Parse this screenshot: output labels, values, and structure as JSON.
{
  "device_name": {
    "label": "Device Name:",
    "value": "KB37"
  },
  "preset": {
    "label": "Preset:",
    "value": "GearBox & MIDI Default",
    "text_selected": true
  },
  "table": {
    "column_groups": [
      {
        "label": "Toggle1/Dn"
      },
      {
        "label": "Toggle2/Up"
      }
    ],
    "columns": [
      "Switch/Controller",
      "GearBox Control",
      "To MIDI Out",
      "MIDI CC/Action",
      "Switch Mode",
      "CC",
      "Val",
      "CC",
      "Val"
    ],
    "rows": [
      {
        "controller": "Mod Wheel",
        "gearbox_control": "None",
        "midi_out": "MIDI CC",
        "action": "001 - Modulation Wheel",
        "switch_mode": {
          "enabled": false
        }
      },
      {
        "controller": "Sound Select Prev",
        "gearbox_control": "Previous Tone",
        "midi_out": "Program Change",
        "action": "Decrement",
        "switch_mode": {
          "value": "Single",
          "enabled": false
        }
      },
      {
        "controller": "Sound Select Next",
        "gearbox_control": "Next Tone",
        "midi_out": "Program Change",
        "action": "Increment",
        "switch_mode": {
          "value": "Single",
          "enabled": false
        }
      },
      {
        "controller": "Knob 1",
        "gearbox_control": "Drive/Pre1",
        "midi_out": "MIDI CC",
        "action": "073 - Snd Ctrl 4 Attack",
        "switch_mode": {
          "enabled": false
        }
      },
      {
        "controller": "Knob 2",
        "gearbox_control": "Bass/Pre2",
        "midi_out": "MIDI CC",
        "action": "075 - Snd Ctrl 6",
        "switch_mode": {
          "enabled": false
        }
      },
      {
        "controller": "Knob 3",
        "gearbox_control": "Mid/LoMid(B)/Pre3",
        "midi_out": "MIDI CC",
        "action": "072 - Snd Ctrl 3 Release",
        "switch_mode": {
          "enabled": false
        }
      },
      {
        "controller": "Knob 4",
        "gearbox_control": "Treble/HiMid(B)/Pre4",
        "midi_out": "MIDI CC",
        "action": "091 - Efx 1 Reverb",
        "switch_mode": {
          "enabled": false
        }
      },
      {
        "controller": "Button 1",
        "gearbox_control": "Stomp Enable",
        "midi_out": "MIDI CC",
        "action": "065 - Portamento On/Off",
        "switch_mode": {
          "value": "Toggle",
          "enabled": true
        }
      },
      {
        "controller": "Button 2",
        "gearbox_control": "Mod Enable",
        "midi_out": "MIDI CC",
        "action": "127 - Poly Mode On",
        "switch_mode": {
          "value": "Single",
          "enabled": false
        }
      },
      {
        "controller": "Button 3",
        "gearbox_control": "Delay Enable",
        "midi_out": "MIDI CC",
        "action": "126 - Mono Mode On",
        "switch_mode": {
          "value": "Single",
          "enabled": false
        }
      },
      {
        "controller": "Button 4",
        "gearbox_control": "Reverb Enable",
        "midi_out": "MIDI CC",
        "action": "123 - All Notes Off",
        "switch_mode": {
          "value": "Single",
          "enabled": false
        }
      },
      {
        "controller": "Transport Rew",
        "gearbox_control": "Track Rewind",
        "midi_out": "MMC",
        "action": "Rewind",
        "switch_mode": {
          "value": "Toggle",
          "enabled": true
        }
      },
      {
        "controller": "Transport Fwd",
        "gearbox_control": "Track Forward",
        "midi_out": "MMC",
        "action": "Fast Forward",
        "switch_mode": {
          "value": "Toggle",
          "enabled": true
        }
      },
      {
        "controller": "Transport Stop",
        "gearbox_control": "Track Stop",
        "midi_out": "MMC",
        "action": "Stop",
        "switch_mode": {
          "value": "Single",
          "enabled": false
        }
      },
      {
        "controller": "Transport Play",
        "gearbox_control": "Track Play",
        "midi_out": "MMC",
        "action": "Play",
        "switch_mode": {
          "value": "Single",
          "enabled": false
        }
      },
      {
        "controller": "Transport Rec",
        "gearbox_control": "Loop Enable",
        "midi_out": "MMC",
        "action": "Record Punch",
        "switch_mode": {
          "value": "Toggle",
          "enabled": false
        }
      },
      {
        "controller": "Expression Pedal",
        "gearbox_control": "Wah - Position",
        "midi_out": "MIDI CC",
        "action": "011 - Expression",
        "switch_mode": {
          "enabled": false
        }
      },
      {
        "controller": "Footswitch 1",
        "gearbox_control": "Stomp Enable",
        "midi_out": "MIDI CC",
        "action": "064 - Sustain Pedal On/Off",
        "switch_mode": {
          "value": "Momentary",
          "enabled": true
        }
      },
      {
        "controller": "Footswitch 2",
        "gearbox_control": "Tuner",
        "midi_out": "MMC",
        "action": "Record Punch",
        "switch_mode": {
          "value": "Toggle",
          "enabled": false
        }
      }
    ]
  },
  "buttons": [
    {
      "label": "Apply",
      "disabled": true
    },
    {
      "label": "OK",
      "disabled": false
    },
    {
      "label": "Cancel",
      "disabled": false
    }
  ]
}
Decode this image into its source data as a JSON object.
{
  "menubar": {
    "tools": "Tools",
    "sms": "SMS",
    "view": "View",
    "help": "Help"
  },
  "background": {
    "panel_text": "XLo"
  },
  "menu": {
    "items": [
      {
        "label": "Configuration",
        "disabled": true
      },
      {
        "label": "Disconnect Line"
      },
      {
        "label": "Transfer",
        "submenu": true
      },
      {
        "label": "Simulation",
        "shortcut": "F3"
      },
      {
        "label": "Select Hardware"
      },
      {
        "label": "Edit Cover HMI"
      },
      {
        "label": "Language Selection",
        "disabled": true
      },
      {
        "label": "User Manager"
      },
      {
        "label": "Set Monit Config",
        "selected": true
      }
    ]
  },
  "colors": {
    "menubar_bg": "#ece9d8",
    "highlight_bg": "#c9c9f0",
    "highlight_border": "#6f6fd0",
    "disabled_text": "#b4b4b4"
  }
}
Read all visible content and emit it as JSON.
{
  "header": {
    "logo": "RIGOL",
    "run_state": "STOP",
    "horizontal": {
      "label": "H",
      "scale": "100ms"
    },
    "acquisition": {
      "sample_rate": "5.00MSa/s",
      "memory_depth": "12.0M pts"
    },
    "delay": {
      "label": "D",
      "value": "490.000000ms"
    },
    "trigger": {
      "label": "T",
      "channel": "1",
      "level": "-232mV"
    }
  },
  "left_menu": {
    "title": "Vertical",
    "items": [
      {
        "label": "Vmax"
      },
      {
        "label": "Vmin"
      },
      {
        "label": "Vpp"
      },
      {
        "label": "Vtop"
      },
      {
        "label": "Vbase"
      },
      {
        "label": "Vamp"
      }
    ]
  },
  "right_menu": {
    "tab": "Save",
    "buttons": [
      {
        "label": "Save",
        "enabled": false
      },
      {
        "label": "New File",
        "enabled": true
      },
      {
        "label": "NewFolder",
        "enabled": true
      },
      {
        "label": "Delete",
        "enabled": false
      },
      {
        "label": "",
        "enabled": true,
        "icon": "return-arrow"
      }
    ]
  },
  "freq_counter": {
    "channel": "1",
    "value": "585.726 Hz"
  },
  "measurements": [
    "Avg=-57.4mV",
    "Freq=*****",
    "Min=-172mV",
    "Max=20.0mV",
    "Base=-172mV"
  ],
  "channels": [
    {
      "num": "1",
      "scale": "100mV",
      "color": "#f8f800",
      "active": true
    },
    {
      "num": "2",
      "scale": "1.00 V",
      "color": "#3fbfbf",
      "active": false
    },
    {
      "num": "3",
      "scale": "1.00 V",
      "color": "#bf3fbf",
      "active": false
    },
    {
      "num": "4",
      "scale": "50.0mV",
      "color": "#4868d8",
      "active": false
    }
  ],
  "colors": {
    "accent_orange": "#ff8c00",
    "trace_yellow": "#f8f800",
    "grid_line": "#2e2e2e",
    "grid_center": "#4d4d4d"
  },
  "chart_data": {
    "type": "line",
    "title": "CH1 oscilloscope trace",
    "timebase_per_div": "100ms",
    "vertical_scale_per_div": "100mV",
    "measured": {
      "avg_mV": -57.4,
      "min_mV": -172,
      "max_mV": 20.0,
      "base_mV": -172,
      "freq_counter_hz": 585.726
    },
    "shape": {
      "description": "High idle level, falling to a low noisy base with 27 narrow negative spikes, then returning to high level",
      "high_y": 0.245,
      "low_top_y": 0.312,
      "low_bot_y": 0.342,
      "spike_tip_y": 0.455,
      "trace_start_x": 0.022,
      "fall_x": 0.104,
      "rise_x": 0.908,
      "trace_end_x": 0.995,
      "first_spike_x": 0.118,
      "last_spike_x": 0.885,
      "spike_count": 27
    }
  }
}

+++

◆ **GIVEN TASK**
Where a line above contains the string "Next", copy that line.

◆ **OUTPUT**
        "controller": "Sound Select Next",
        "gearbox_control": "Next Tone",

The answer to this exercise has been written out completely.